- TASKS TO CARRY OUT -
- 1) From the article on the home buyer tax credit below, extract the passage starting with "Minnesota real estate" and going on through "under-$190,000 price range.".
- 2) Translate this sentence from the home buyer tax credit article into Spanish: "Experts expect rates to tick higher in 2010."

Under the extended, expanded tax credit, people will now have until April 30 to buy a first home or trade up.
House hunters will get an early holiday gift from Congress. Hoping to keep the fragile housing market humming along through the winter months, Congress voted to extend and expand the home buyer tax credit. President Obama is expected to sign the bill today. The credit, which was set to expire on Nov. 30, will allow first-time home buyers with higher incomes to qualify for the $8,000 credit in this round. Existing home owners who have been in their house for at least five consecutive years also will be eligible for a $6,500 credit.
To squelch fraudulent tax credit claims, buyers will also have to attach documentation proving purchase to their tax return.
Minnesota real estate agents say the first home buyer tax credit helped to clear out inventory in the lower price ranges dominated by foreclosures. Supply in the under-$120,000 category is down 58 percent in November compared with the same period last year, according to data from the Minneapolis Area Association of Realtors. Nearly two-thirds of all 2009 sales took place in the under-$190,000 price range.
RE/MAX Home Realty agent Pete Kiron is hopeful that offering the $6,500 to existing homeowners will help whittle down inventory in the $200,000 and higher price range. "It's going to get a lot of people off the sidelines in the higher dollar amounts," he said. Interest rates averaging below 5 percent for 30-year mortgages are also coaxing buyers into the water. Experts expect rates to tick higher in 2010.
"I think people are seeing there may never be a better time than right now," Kiron said.
For Coldwell Banker Burnet agent Todd Walker's more skittish clients, the $6,500 will give them the confidence to set foot in the marketplace because "they know there's a little bit more protection against some possible soft prices that still exist in different areas of the metro and at different price points," he said.
For other move-up buyers, the credit will make it possible to sell their first home and trade up, even if they have little equity left after the housing downturn. Although Minneapolis-St. Paul area home prices have risen two months in a row, median home prices in August were still 13.7 percent below August 2008 levels according to the Standard & Poor's/Case-Shiller national home price index released last week.
Ronny Loew, a LandmarQ Lending mortgage consultant, pointed out that the $6,500 credit can be "the difference between being able to pay seller-paid closing costs or not, it's the difference between being able to pay Realtor commissions or not on a decent-sized home."

Element boundary records:

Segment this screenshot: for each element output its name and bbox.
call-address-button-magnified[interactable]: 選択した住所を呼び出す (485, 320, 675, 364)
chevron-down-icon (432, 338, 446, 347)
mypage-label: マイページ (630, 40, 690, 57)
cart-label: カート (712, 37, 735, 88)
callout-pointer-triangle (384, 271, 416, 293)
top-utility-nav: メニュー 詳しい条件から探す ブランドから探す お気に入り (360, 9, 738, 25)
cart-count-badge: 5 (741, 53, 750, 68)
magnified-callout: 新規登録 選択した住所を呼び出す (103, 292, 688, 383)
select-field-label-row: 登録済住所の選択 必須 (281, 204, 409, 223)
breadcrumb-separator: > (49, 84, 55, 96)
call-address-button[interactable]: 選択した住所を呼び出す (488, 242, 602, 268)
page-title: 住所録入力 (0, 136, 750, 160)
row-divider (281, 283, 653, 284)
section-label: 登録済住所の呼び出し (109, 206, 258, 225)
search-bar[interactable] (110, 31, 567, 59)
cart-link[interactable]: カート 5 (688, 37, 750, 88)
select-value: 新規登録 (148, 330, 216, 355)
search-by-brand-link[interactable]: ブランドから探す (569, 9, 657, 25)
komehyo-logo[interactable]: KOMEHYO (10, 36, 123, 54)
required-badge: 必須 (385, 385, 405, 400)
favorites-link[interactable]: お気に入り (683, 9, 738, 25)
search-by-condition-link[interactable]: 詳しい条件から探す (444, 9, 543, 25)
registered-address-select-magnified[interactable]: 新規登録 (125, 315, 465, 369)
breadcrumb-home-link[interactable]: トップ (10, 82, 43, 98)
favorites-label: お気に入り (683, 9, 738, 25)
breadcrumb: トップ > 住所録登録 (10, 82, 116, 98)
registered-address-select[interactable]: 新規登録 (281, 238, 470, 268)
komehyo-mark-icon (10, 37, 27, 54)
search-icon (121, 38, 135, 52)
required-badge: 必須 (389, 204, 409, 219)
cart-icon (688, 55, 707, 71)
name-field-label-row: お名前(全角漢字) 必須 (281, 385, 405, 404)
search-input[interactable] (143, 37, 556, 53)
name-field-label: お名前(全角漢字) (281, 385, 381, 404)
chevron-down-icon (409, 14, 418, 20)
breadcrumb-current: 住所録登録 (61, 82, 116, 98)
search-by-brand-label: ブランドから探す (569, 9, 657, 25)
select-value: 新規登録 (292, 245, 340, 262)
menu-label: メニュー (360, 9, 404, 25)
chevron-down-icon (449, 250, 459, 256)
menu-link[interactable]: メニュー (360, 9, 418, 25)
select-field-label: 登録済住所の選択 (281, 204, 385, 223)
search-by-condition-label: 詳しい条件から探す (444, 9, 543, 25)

- ANSWERS FOR THIS EXERCISE -
- 1)
Minnesota real estate agents say the first home buyer tax credit helped to clear out inventory in the lower price ranges dominated by foreclosures. Supply in the under-$120,000 category is down 58 percent in November compared with the same period last year, according to data from the Minneapolis Area Association of Realtors. Nearly two-thirds of all 2009 sales took place in the under-$190,000 price range.

- 2) Los expertos prevén que las tasas suban ligeramente en 2010.